- Written exercise
Transcribe all the records with complete accuracy.
------ Material for the task
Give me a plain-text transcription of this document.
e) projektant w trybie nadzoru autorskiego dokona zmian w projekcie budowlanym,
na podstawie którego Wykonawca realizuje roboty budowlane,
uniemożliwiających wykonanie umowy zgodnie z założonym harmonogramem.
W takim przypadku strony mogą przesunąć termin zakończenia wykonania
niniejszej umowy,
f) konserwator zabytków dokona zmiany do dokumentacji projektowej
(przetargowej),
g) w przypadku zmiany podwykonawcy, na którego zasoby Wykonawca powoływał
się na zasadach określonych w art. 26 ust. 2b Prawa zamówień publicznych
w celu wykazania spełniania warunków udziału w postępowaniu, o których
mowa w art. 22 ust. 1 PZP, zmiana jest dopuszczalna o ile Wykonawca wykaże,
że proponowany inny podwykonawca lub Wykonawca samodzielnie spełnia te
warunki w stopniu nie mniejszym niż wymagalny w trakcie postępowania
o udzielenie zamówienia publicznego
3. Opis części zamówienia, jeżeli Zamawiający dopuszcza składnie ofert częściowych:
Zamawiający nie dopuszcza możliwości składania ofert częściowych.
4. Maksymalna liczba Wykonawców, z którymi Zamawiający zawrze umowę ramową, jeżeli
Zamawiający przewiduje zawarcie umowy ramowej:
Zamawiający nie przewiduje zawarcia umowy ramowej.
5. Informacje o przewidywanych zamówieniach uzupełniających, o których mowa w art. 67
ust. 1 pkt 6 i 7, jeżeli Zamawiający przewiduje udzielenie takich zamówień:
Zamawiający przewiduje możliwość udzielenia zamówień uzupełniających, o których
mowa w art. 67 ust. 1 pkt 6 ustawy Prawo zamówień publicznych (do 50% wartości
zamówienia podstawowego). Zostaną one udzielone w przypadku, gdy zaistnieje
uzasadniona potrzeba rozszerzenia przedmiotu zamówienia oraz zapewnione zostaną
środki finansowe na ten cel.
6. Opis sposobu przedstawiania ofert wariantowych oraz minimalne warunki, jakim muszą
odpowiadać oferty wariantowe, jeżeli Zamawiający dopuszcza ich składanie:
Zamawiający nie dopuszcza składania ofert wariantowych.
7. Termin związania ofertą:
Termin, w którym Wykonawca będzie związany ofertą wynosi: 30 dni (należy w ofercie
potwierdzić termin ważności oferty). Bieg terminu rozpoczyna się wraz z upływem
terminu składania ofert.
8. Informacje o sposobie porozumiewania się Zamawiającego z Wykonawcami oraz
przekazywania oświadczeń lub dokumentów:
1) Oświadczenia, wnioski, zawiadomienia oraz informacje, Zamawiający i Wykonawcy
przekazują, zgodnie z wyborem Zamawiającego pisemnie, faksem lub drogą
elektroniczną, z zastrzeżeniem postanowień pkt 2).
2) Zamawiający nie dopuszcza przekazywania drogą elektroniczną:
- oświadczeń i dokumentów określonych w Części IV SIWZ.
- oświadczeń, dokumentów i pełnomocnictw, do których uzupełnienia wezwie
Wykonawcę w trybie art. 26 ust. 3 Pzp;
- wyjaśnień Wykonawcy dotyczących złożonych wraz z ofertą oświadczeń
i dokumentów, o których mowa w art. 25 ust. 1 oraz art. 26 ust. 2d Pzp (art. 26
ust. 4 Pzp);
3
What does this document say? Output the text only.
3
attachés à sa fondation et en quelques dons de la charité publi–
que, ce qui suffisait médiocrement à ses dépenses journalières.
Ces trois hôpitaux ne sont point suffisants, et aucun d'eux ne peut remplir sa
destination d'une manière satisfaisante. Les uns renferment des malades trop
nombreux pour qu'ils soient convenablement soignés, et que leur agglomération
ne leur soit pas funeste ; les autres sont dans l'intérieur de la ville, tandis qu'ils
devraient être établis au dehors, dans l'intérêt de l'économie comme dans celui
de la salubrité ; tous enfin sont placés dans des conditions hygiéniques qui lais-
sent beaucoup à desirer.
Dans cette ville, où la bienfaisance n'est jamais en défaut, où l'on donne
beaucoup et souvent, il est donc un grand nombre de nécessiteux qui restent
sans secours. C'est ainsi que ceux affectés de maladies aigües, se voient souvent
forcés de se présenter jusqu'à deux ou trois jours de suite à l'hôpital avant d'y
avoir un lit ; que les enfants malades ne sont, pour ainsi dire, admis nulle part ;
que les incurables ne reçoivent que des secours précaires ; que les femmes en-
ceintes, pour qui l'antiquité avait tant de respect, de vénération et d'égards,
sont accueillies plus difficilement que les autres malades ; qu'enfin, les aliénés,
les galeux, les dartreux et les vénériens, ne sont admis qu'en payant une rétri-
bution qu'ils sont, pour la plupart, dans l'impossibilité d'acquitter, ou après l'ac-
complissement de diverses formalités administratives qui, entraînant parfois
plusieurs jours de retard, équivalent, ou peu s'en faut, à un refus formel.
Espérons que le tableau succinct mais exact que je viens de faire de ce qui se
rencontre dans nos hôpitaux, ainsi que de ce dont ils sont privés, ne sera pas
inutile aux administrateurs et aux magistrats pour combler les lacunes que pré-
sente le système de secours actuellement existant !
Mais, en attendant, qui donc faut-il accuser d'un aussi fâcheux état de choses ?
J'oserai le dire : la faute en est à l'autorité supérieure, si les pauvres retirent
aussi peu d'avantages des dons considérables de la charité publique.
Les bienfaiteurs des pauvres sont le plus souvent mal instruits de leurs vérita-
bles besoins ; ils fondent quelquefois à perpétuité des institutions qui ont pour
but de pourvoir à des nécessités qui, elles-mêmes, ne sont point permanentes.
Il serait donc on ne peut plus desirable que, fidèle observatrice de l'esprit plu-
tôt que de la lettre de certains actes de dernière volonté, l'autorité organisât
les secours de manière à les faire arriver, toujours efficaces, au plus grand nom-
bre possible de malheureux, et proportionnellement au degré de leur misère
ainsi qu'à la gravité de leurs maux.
------------
- Exercise response
Give me a plain-text transcription of this document.
e) projektant w trybie nadzoru autorskiego dokona zmian w projekcie budowlanym,
na podstawie którego Wykonawca realizuje roboty budowlane,
uniemożliwiających wykonanie umowy zgodnie z założonym harmonogramem.
W takim przypadku strony mogą przesunąć termin zakończenia wykonania
niniejszej umowy,
f) konserwator zabytków dokona zmiany do dokumentacji projektowej
(przetargowej),
g) w przypadku zmiany podwykonawcy, na którego zasoby Wykonawca powoływał
się na zasadach określonych w art. 26 ust. 2b Prawa zamówień publicznych
w celu wykazania spełniania warunków udziału w postępowaniu, o których
mowa w art. 22 ust. 1 PZP, zmiana jest dopuszczalna o ile Wykonawca wykaże,
że proponowany inny podwykonawca lub Wykonawca samodzielnie spełnia te
warunki w stopniu nie mniejszym niż wymagalny w trakcie postępowania
o udzielenie zamówienia publicznego
3. Opis części zamówienia, jeżeli Zamawiający dopuszcza składnie ofert częściowych:
Zamawiający nie dopuszcza możliwości składania ofert częściowych.
4. Maksymalna liczba Wykonawców, z którymi Zamawiający zawrze umowę ramową, jeżeli
Zamawiający przewiduje zawarcie umowy ramowej:
Zamawiający nie przewiduje zawarcia umowy ramowej.
5. Informacje o przewidywanych zamówieniach uzupełniających, o których mowa w art. 67
ust. 1 pkt 6 i 7, jeżeli Zamawiający przewiduje udzielenie takich zamówień:
Zamawiający przewiduje możliwość udzielenia zamówień uzupełniających, o których
mowa w art. 67 ust. 1 pkt 6 ustawy Prawo zamówień publicznych (do 50% wartości
zamówienia podstawowego). Zostaną one udzielone w przypadku, gdy zaistnieje
uzasadniona potrzeba rozszerzenia przedmiotu zamówienia oraz zapewnione zostaną
środki finansowe na ten cel.
6. Opis sposobu przedstawiania ofert wariantowych oraz minimalne warunki, jakim muszą
odpowiadać oferty wariantowe, jeżeli Zamawiający dopuszcza ich składanie:
Zamawiający nie dopuszcza składania ofert wariantowych.
7. Termin związania ofertą:
Termin, w którym Wykonawca będzie związany ofertą wynosi: 30 dni (należy w ofercie
potwierdzić termin ważności oferty). Bieg terminu rozpoczyna się wraz z upływem
terminu składania ofert.
8. Informacje o sposobie porozumiewania się Zamawiającego z Wykonawcami oraz
przekazywania oświadczeń lub dokumentów:
1) Oświadczenia, wnioski, zawiadomienia oraz informacje, Zamawiający i Wykonawcy
przekazują, zgodnie z wyborem Zamawiającego pisemnie, faksem lub drogą
elektroniczną, z zastrzeżeniem postanowień pkt 2).
2) Zamawiający nie dopuszcza przekazywania drogą elektroniczną:
- oświadczeń i dokumentów określonych w Części IV SIWZ.
- oświadczeń, dokumentów i pełnomocnictw, do których uzupełnienia wezwie
Wykonawcę w trybie art. 26 ust. 3 Pzp;
- wyjaśnień Wykonawcy dotyczących złożonych wraz z ofertą oświadczeń
i dokumentów, o których mowa w art. 25 ust. 1 oraz art. 26 ust. 2d Pzp (art. 26
ust. 4 Pzp);
3
What does this document say? Output the text only.
3
attachés à sa fondation et en quelques dons de la charité publi–
que, ce qui suffisait médiocrement à ses dépenses journalières.
Ces trois hôpitaux ne sont point suffisants, et aucun d'eux ne peut remplir sa
destination d'une manière satisfaisante. Les uns renferment des malades trop
nombreux pour qu'ils soient convenablement soignés, et que leur agglomération
ne leur soit pas funeste ; les autres sont dans l'intérieur de la ville, tandis qu'ils
devraient être établis au dehors, dans l'intérêt de l'économie comme dans celui
de la salubrité ; tous enfin sont placés dans des conditions hygiéniques qui lais-
sent beaucoup à desirer.
Dans cette ville, où la bienfaisance n'est jamais en défaut, où l'on donne
beaucoup et souvent, il est donc un grand nombre de nécessiteux qui restent
sans secours. C'est ainsi que ceux affectés de maladies aigües, se voient souvent
forcés de se présenter jusqu'à deux ou trois jours de suite à l'hôpital avant d'y
avoir un lit ; que les enfants malades ne sont, pour ainsi dire, admis nulle part ;
que les incurables ne reçoivent que des secours précaires ; que les femmes en-
ceintes, pour qui l'antiquité avait tant de respect, de vénération et d'égards,
sont accueillies plus difficilement que les autres malades ; qu'enfin, les aliénés,
les galeux, les dartreux et les vénériens, ne sont admis qu'en payant une rétri-
bution qu'ils sont, pour la plupart, dans l'impossibilité d'acquitter, ou après l'ac-
complissement de diverses formalités administratives qui, entraînant parfois
plusieurs jours de retard, équivalent, ou peu s'en faut, à un refus formel.
Espérons que le tableau succinct mais exact que je viens de faire de ce qui se
rencontre dans nos hôpitaux, ainsi que de ce dont ils sont privés, ne sera pas
inutile aux administrateurs et aux magistrats pour combler les lacunes que pré-
sente le système de secours actuellement existant !
Mais, en attendant, qui donc faut-il accuser d'un aussi fâcheux état de choses ?
J'oserai le dire : la faute en est à l'autorité supérieure, si les pauvres retirent
aussi peu d'avantages des dons considérables de la charité publique.
Les bienfaiteurs des pauvres sont le plus souvent mal instruits de leurs vérita-
bles besoins ; ils fondent quelquefois à perpétuité des institutions qui ont pour
but de pourvoir à des nécessités qui, elles-mêmes, ne sont point permanentes.
Il serait donc on ne peut plus desirable que, fidèle observatrice de l'esprit plu-
tôt que de la lettre de certains actes de dernière volonté, l'autorité organisât
les secours de manière à les faire arriver, toujours efficaces, au plus grand nom-
bre possible de malheureux, et proportionnellement au degré de leur misère
ainsi qu'à la gravité de leurs maux.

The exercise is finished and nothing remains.